* [Source extract]:
────────────────

They came from the same Sydney alternative surf culture base as
Tamam Shud, and shared Spectrum's taste for musical adventure. The
only English band at the time they might have been able to be compared
with was the Incredible String Band. There was nothing in America
so gentle and warm. Tully was part of and a symptom of their time.
Tully emerged
at the end of 1968 from out of
Levi Smith's Clefs, like Max Merritt and the Meteors and Ray Hoff
and The Offbeats, a breeding ground for musicians' musicians. With
singer Terry Wilson they became Tully, playing music that had to
be listened to, rather than danced to, part of that transition where
bands started playing and writing music that was made for concerts
rather than discos, not an easy prospect for that handful of Australian
bands tending toward that direction. No wonder that Tully in July
1969 accepted the job of being the resident band for the Australian
production of the rock musical 'Hair'. The six months they spent
with the show gave them the luxury of developing their own music
without the pressures of compromise of commerciality 'normal' bands
were under to stay alive.
That time also
gave Tully the time to develop a reputation as an 'event' band.
They staged their own special concerts, starred in their own six
episode half hour TV series of the ABC (where else?), played at
Australia's first outdoor festival Ourimbah, and performed with
the Sydney Orchestra. By the time they deemed to travel beyond their
Sydney base, around the time of their self-titled first album (a
national top ten without a hit single), Tully's reputation preceded
them.

────────────────

* [Source material]:
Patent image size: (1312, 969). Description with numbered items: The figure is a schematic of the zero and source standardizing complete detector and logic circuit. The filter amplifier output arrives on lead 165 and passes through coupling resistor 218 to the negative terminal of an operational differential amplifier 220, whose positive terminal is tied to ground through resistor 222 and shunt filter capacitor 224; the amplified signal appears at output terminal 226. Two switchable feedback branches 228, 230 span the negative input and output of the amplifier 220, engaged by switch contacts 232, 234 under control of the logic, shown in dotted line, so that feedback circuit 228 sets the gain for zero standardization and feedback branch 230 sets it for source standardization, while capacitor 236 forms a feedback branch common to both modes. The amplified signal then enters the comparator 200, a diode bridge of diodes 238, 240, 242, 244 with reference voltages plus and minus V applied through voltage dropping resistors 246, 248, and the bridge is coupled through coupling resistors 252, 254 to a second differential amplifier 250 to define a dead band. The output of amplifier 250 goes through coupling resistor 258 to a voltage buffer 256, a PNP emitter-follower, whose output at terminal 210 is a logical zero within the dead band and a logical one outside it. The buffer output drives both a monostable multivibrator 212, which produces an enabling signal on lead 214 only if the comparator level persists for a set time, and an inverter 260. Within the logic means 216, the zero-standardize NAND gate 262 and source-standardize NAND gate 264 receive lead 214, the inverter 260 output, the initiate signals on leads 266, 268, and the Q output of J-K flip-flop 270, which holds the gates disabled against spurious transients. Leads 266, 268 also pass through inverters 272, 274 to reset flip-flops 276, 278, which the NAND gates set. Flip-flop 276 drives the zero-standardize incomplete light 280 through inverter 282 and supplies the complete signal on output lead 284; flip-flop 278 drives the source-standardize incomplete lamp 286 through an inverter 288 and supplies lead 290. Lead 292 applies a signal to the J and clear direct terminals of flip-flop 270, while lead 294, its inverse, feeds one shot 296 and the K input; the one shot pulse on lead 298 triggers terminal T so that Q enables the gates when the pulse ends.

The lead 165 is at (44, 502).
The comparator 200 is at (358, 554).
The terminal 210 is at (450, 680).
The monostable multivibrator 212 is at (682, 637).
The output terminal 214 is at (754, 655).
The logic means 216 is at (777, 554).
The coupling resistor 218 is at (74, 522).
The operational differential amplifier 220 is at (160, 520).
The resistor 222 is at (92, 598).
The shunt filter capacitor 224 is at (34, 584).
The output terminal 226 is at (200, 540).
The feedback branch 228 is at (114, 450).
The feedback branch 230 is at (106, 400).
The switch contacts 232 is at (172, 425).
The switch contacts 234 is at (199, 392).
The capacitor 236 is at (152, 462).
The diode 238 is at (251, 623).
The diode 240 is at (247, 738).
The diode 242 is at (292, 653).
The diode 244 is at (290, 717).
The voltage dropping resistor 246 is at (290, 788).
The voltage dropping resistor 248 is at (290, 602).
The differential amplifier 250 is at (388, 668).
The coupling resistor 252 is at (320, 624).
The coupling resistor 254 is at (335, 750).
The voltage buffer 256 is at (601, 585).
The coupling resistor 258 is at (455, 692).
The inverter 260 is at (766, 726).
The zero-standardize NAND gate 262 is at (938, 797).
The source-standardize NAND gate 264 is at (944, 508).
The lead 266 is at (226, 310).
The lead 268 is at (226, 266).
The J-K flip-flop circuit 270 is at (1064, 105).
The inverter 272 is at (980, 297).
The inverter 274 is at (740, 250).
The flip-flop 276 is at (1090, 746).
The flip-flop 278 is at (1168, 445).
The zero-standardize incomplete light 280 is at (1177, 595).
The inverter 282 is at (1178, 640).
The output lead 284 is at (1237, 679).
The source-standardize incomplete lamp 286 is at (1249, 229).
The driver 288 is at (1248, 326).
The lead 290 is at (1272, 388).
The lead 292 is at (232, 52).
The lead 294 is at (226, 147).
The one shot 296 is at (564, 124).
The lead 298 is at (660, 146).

────────────────

* [What to work on]:
(1) Answer these questions from the passage on Tully:
(a) Which band did Tully emerge from at the end of 1968?
(b) In what month and year did Tully accept the job as resident band for the Australian production of 'Hair'?
(c) What is the name of the outdoor festival, described as Australia's first, at which Tully played?
(2) Pick up the passage on Tully after its final sentence and continue it.

* [Answers by item number]:
(1)
(a) Levi Smith's Clefs
(b) July 1969
(c) Ourimbah

(2)
On stage they
cast an appearance and sound like no other. Singer Terry Wilson
stood immobile at the microphone, his body and arms usually hidden
by a pancho draped cross his shoulders. On one side of him Michael
Carlos played a keyboard instrument called the Moog, the father
of the modern synthesiser. Tully were the first Australian band
to use the instrument, which in England was an integral part of
bands like the Moody Blues and Emerson Lake and Palmer. On the other
side of Terry Wilson, Tully's multi-instrumentalist Richard Lockwood
sat in a large wooden chair, like guru rather than a rock musician,
as he swapped between his sax and clarinet. The band was completed
by bass player Ken Firth and drummer Robert Taylor.
By then Tully
were also known for their devotion to Indian mystic Meher Baba -
especially Richard Lockwood. In late 1970 Terry Wilson left the
band because the rock and roller in him felt stifled surrounded
by this growing spirituality. A few months later drummer Roger Taylor
left for similar reasons. At this point Tully semi-merged with acoustic
folk group Extradition who bassist Ken Firth moonlighted with, and
the now-drummerless Tully line-up featured the voices of both Lockwood
and Extradition's female singer Shayna Stewart. Extradition continued
in their own right. This version of Tully released the group's only
single.
The second
Tully album was the soundtrack to the surf movie 'Sea Of Joy', a
series of musical themes rather than a band album. Each member wrote
pieces and arranged them using the rest of the band as session musicians
in whatever way they desired. The group had approached EMI about
making three solo albums, one for each writer-member in the band,
and when they were turned down went ahead anyway, turning the album
into a collection of solo efforts.
In June 1971,
just before the release of 'Sea Of Joy' keyboard player Michael
Carlos went back to the rootsy r&b rock of Levi Smith's Clefs. Tully
broke up several months later, Richard Lockwood joining Tamam Shud.
EMI found enough material for a third Tully album, 'Loving Is Hard',
which appeared the following year.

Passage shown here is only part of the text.